- **Stored records**:
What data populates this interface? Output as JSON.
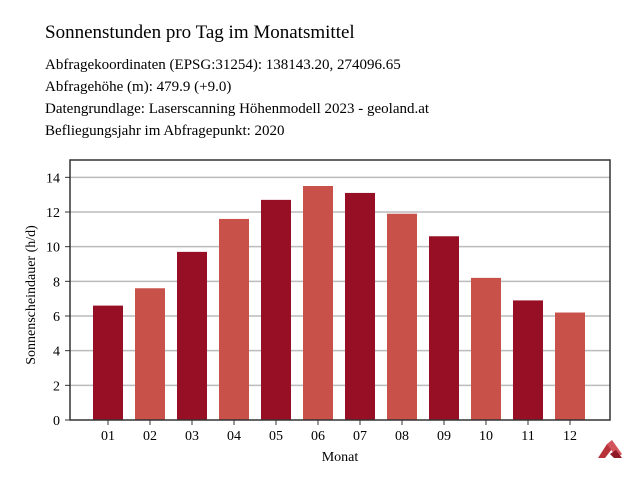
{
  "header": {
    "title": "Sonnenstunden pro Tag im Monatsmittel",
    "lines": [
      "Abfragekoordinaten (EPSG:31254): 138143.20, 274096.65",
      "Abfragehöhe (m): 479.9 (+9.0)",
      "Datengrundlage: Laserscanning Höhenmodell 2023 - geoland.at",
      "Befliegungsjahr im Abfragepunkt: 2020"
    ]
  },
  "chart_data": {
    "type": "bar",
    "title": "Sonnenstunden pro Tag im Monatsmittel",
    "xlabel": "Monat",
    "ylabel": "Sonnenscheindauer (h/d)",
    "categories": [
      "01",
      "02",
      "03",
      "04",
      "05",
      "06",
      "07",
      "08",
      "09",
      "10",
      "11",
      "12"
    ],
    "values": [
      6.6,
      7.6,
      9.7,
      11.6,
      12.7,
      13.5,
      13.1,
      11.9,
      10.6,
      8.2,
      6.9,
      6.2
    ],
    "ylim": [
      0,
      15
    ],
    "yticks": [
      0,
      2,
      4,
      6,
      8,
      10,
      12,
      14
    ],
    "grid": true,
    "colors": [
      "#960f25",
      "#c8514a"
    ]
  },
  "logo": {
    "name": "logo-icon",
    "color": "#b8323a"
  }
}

...

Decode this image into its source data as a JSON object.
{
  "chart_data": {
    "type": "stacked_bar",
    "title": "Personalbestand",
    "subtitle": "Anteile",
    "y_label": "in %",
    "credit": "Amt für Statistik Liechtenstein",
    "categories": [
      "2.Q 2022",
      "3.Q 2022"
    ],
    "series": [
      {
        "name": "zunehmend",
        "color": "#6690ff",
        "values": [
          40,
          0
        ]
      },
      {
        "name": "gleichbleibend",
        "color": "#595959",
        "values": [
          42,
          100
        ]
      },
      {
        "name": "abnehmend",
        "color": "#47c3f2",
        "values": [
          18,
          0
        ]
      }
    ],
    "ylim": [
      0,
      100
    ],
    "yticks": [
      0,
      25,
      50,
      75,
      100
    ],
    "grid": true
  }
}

- **Directions**:
Pick out every line above that holds the word "JSON" and copy it.

- **Task solution**:
What data populates this interface? Output as JSON.
Decode this image into its source data as a JSON object.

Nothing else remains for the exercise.